• **Exercise task**
Report the number of lines that include "Viewer", with no additional text.

• **Records to process**
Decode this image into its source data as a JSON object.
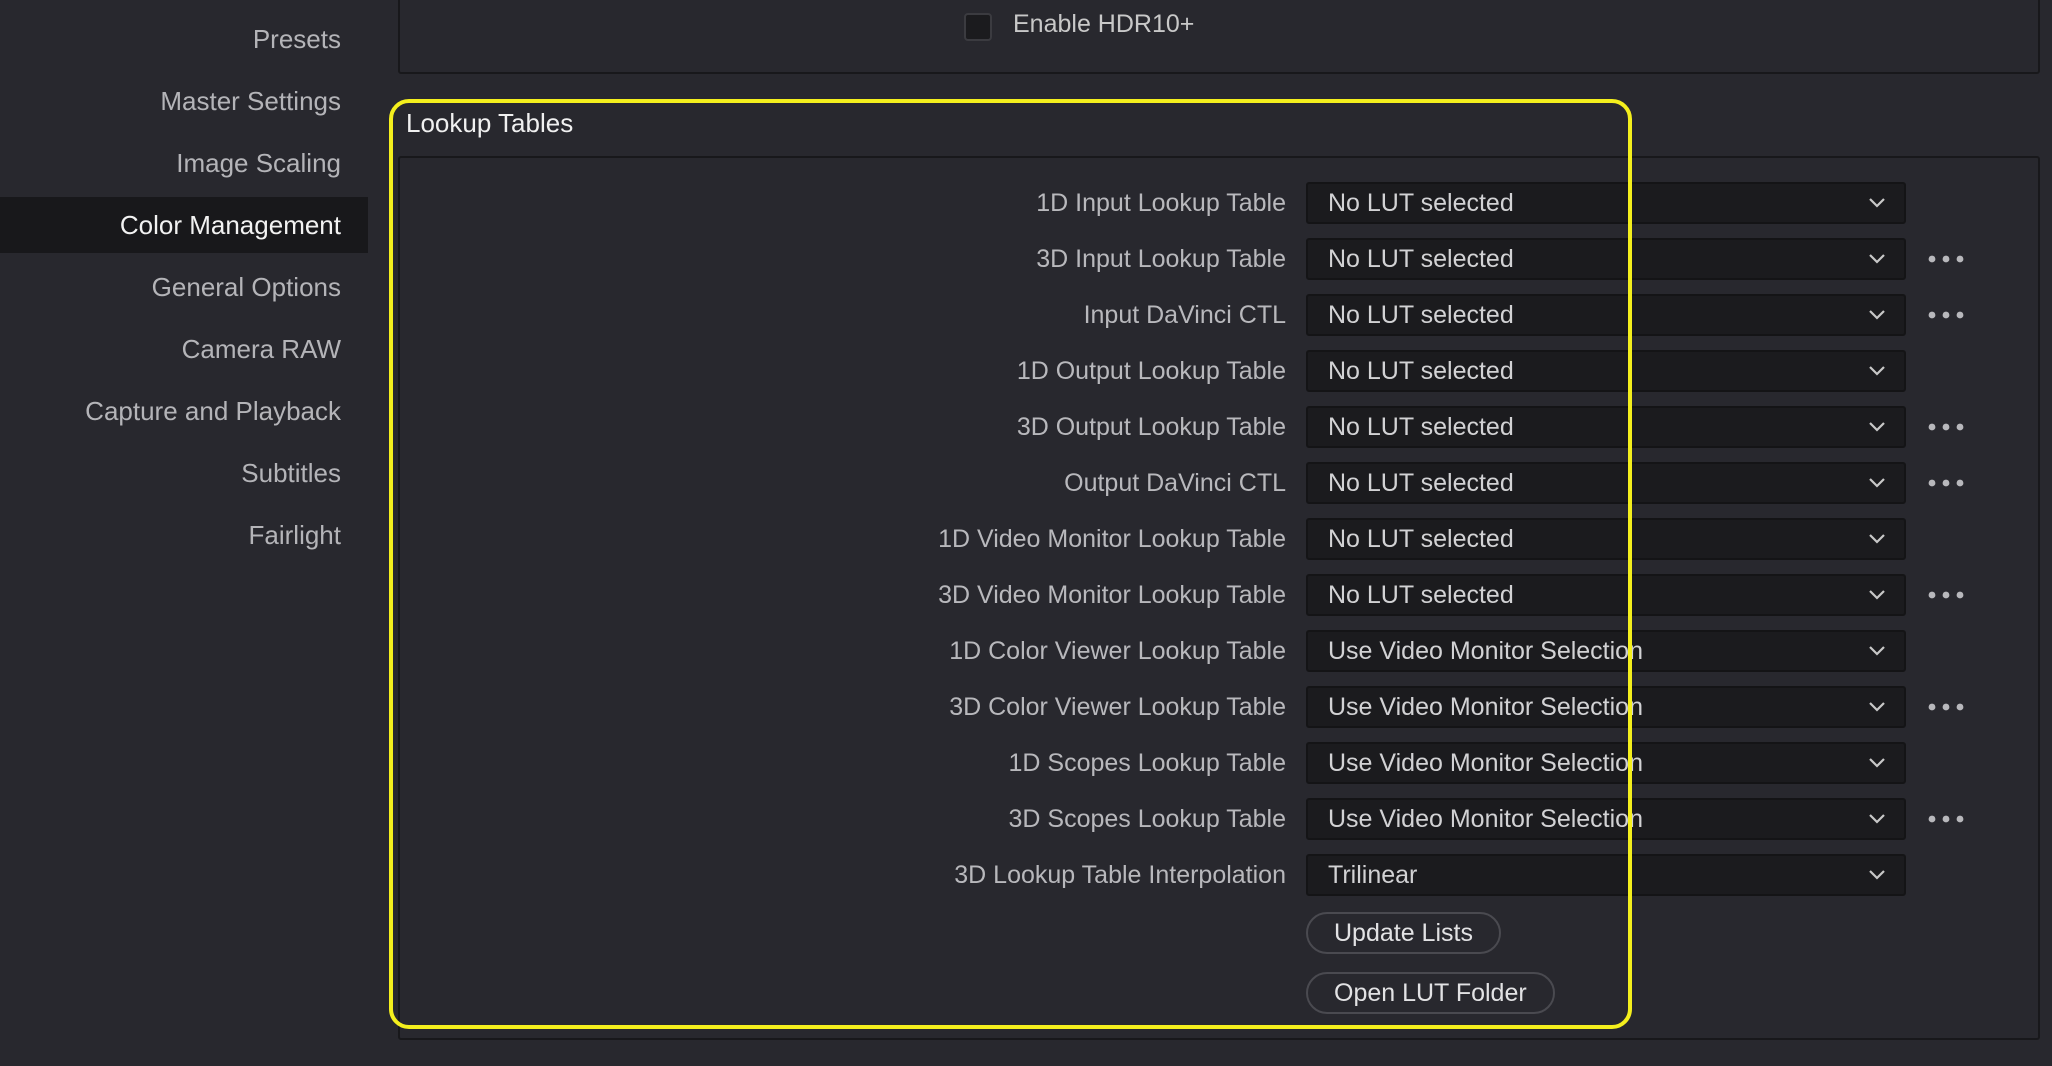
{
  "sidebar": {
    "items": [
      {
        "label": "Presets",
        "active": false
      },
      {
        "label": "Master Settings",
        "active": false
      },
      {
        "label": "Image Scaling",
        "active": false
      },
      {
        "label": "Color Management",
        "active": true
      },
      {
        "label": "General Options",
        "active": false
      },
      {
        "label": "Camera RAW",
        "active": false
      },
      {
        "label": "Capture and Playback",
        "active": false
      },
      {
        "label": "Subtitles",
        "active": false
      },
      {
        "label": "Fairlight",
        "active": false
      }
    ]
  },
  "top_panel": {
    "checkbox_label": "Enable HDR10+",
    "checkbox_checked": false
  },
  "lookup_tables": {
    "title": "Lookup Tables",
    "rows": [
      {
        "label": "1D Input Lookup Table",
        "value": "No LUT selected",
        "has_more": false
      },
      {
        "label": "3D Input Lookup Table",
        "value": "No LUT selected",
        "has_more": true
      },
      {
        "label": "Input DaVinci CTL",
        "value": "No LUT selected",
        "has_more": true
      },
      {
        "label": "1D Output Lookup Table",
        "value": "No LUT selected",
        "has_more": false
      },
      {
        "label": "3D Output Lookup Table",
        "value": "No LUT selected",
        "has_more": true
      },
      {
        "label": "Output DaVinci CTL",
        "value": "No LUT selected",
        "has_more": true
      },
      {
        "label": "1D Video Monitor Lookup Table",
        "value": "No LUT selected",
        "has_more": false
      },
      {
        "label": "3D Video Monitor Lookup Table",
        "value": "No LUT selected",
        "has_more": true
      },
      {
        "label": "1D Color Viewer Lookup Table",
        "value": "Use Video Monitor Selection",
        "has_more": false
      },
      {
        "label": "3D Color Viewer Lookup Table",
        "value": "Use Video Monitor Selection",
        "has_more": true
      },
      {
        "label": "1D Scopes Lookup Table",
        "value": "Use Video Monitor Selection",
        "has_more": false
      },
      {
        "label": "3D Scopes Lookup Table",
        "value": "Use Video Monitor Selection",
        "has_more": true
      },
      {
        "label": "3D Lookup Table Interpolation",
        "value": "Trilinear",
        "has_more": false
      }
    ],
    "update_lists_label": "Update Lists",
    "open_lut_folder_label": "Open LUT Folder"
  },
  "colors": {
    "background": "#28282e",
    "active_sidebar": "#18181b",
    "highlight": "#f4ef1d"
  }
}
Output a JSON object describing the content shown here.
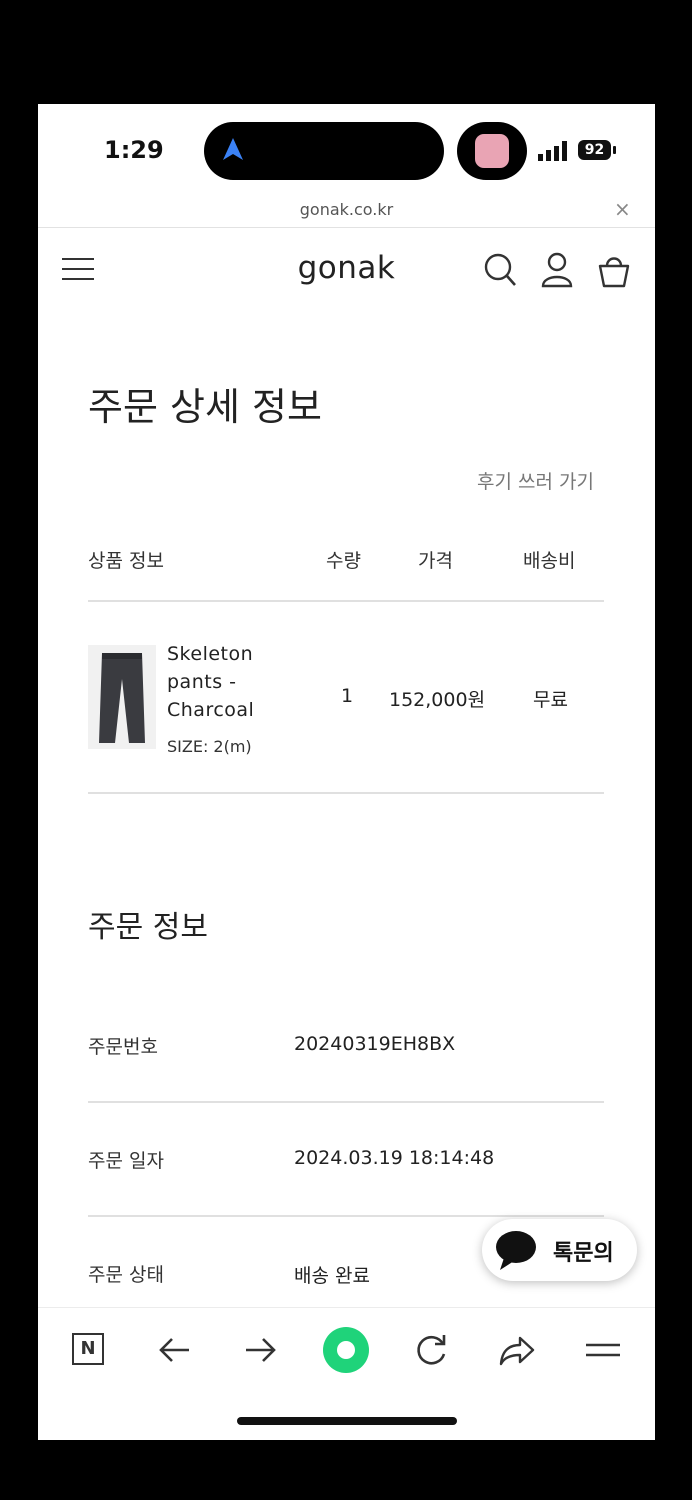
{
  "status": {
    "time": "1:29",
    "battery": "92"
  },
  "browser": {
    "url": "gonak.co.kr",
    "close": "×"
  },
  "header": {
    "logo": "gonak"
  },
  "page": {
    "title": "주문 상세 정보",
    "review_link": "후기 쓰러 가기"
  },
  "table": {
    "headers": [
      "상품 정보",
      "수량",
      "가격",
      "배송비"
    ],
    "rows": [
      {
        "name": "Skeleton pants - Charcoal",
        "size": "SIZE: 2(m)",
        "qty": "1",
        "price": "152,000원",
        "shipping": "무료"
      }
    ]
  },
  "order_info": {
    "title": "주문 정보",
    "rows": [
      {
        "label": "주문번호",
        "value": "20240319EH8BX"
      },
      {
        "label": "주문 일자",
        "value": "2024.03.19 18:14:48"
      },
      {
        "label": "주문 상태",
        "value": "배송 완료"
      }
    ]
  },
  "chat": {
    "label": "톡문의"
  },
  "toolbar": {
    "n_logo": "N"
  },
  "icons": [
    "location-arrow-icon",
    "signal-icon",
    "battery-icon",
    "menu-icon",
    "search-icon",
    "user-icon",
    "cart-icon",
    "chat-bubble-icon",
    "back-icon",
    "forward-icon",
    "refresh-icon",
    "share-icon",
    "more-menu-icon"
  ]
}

• **Written response**
2